Extracted records
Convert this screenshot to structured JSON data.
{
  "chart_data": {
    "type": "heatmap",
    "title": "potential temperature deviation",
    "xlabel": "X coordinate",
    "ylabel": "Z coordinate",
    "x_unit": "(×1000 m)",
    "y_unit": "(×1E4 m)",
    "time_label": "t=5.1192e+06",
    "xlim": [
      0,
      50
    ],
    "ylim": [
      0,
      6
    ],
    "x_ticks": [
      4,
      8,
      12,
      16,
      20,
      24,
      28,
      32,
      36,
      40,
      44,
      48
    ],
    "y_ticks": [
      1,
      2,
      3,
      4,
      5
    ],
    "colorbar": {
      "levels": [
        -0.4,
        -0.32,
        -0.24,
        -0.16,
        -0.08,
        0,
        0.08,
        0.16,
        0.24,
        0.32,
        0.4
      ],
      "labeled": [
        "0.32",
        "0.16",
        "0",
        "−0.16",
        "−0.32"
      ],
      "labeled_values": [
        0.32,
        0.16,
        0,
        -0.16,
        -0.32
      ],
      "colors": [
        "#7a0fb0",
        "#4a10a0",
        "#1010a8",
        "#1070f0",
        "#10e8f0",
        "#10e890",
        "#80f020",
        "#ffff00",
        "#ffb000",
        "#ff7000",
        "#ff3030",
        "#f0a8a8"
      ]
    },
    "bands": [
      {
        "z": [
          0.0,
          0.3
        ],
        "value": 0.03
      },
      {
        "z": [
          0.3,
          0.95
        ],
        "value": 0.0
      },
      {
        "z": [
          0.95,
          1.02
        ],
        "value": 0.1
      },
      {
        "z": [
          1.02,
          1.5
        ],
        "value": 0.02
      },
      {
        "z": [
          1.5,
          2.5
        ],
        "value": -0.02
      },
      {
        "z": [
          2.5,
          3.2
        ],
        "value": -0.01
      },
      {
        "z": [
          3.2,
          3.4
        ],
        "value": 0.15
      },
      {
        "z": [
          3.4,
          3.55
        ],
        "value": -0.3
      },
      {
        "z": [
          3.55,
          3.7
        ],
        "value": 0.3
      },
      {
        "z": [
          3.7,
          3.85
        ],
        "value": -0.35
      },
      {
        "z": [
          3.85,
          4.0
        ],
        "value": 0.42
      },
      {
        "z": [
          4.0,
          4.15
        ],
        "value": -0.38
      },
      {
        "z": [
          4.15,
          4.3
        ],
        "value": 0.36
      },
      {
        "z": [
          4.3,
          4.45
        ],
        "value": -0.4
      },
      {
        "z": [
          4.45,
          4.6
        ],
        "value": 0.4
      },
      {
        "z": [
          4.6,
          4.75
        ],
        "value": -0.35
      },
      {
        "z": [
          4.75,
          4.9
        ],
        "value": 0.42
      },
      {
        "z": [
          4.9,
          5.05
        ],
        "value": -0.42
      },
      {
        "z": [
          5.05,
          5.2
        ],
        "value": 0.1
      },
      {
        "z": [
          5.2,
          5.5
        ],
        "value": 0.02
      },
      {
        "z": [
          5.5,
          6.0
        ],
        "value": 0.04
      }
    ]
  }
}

• **Stated task**
Tell how many lines above contain the word "coordinate". Give the number alone.

• **Result**
2